**Data lines**
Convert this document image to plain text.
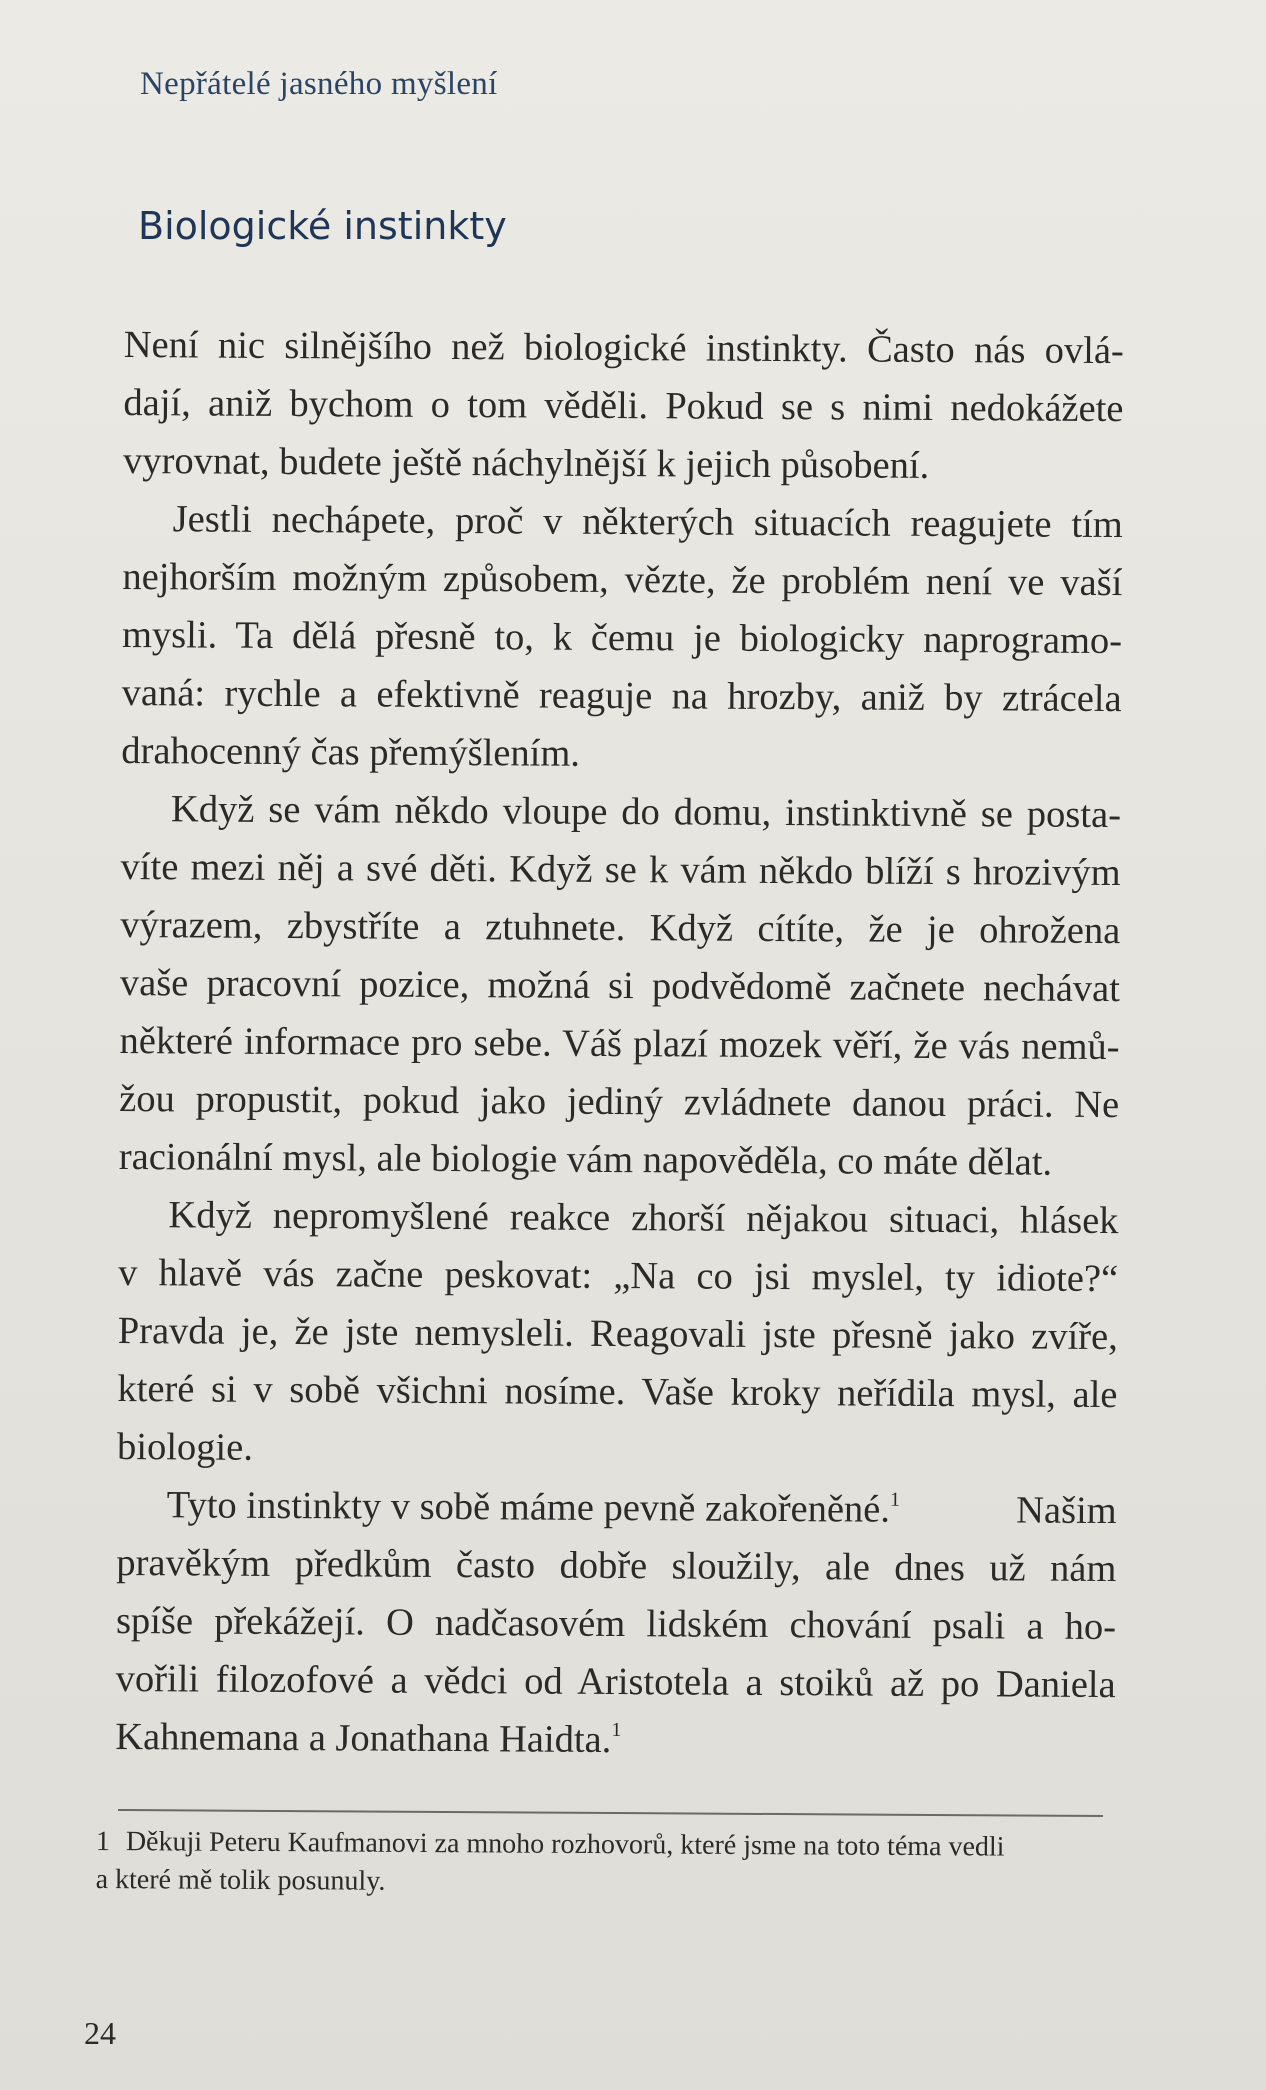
Nepřátelé jasného myšlení
Biologické instinkty

Není nic silnějšího než biologické instinkty. Často nás ovlá-
dají, aniž bychom o tom věděli. Pokud se s nimi nedokážete
vyrovnat, budete ještě náchylnější k jejich působení.

Jestli nechápete, proč v některých situacích reagujete tím
nejhorším možným způsobem, vězte, že problém není ve vaší
mysli. Ta dělá přesně to, k čemu je biologicky naprogramo-
vaná: rychle a efektivně reaguje na hrozby, aniž by ztrácela
drahocenný čas přemýšlením.

Když se vám někdo vloupe do domu, instinktivně se posta-
víte mezi něj a své děti. Když se k vám někdo blíží s hrozivým
výrazem, zbystříte a ztuhnete. Když cítíte, že je ohrožena
vaše pracovní pozice, možná si podvědomě začnete nechávat
některé informace pro sebe. Váš plazí mozek věří, že vás nemů-
žou propustit, pokud jako jediný zvládnete danou práci. Ne
racionální mysl, ale biologie vám napověděla, co máte dělat.

Když nepromyšlené reakce zhorší nějakou situaci, hlásek
v hlavě vás začne peskovat: „Na co jsi myslel, ty idiote?“
Pravda je, že jste nemysleli. Reagovali jste přesně jako zvíře,
které si v sobě všichni nosíme. Vaše kroky neřídila mysl, ale
biologie.

Tyto instinkty v sobě máme pevně zakořeněné.$^1$	Našim
pravěkým předkům často dobře sloužily, ale dnes už nám
spíše překážejí. O nadčasovém lidském chování psali a ho-
vořili filozofové a vědci od Aristotela a stoiků až po Daniela
Kahnemana a Jonathana Haidta.$^1$

1 Děkuji Peteru Kaufmanovi za mnoho rozhovorů, které jsme na toto téma vedli
a které mě tolik posunuly.
24
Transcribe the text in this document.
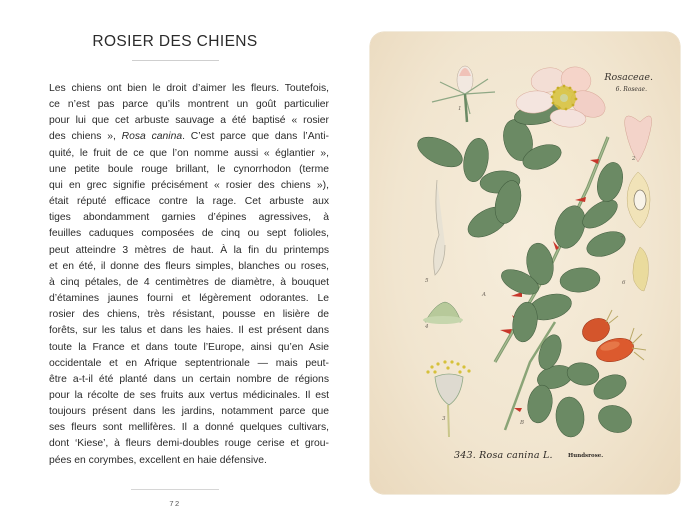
ROSIER DES CHIENS
Les chiens ont bien le droit d’aimer les fleurs. Toutefois,
ce n’est pas parce qu’ils montrent un goût particulier
pour lui que cet arbuste sauvage a été baptisé « rosier
des chiens », Rosa canina. C’est parce que dans l’Anti-
quité, le fruit de ce que l’on nomme aussi « églantier »,
une petite boule rouge brillant, le cynorrhodon (terme
qui en grec signifie précisément « rosier des chiens »),
était réputé efficace contre la rage. Cet arbuste aux
tiges abondamment garnies d’épines agressives, à
feuilles caduques composées de cinq ou sept folioles,
peut atteindre 3 mètres de haut. À la fin du printemps
et en été, il donne des fleurs simples, blanches ou roses,
à cinq pétales, de 4 centimètres de diamètre, à bouquet
d’étamines jaunes fourni et légèrement odorantes. Le
rosier des chiens, très résistant, pousse en lisière de
forêts, sur les talus et dans les haies. Il est présent dans
toute la France et dans toute l’Europe, ainsi qu’en Asie
occidentale et en Afrique septentrionale — mais peut-
être a-t-il été planté dans un certain nombre de régions
pour la récolte de ses fruits aux vertus médicinales. Il est
toujours présent dans les jardins, notamment parce que
ses fleurs sont mellifères. Il a donné quelques cultivars,
dont ‘Kiese’, à fleurs demi-doubles rouge cerise et grou-
pées en corymbes, excellent en haie défensive.
72
1
2
3
4
5	6
7
A
B
Rosaceae.
6. Roseae.
343. Rosa canina L.	Hundsrose.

**Goal of the exercise**
Reproduce each line of the records exactly, and omit every picture.

**Task response**
Convert this document image to plain text.
Nepřátelé jasného myšlení
Biologické instinkty

Není nic silnějšího než biologické instinkty. Často nás ovlá-
dají, aniž bychom o tom věděli. Pokud se s nimi nedokážete
vyrovnat, budete ještě náchylnější k jejich působení.

Jestli nechápete, proč v některých situacích reagujete tím
nejhorším možným způsobem, vězte, že problém není ve vaší
mysli. Ta dělá přesně to, k čemu je biologicky naprogramo-
vaná: rychle a efektivně reaguje na hrozby, aniž by ztrácela
drahocenný čas přemýšlením.

Když se vám někdo vloupe do domu, instinktivně se posta-
víte mezi něj a své děti. Když se k vám někdo blíží s hrozivým
výrazem, zbystříte a ztuhnete. Když cítíte, že je ohrožena
vaše pracovní pozice, možná si podvědomě začnete nechávat
některé informace pro sebe. Váš plazí mozek věří, že vás nemů-
žou propustit, pokud jako jediný zvládnete danou práci. Ne
racionální mysl, ale biologie vám napověděla, co máte dělat.

Když nepromyšlené reakce zhorší nějakou situaci, hlásek
v hlavě vás začne peskovat: „Na co jsi myslel, ty idiote?“
Pravda je, že jste nemysleli. Reagovali jste přesně jako zvíře,
které si v sobě všichni nosíme. Vaše kroky neřídila mysl, ale
biologie.

Tyto instinkty v sobě máme pevně zakořeněné.$^1$	Našim
pravěkým předkům často dobře sloužily, ale dnes už nám
spíše překážejí. O nadčasovém lidském chování psali a ho-
vořili filozofové a vědci od Aristotela a stoiků až po Daniela
Kahnemana a Jonathana Haidta.$^1$

1 Děkuji Peteru Kaufmanovi za mnoho rozhovorů, které jsme na toto téma vedli
a které mě tolik posunuly.
24
Transcribe the text in this document.
ROSIER DES CHIENS
Les chiens ont bien le droit d’aimer les fleurs. Toutefois,
ce n’est pas parce qu’ils montrent un goût particulier
pour lui que cet arbuste sauvage a été baptisé « rosier
des chiens », Rosa canina. C’est parce que dans l’Anti-
quité, le fruit de ce que l’on nomme aussi « églantier »,
une petite boule rouge brillant, le cynorrhodon (terme
qui en grec signifie précisément « rosier des chiens »),
était réputé efficace contre la rage. Cet arbuste aux
tiges abondamment garnies d’épines agressives, à
feuilles caduques composées de cinq ou sept folioles,
peut atteindre 3 mètres de haut. À la fin du printemps
et en été, il donne des fleurs simples, blanches ou roses,
à cinq pétales, de 4 centimètres de diamètre, à bouquet
d’étamines jaunes fourni et légèrement odorantes. Le
rosier des chiens, très résistant, pousse en lisière de
forêts, sur les talus et dans les haies. Il est présent dans
toute la France et dans toute l’Europe, ainsi qu’en Asie
occidentale et en Afrique septentrionale — mais peut-
être a-t-il été planté dans un certain nombre de régions
pour la récolte de ses fruits aux vertus médicinales. Il est
toujours présent dans les jardins, notamment parce que
ses fleurs sont mellifères. Il a donné quelques cultivars,
dont ‘Kiese’, à fleurs demi-doubles rouge cerise et grou-
pées en corymbes, excellent en haie défensive.
72
1
2
3
4
5	6
7
A
B
Rosaceae.
6. Roseae.
343. Rosa canina L.	Hundsrose.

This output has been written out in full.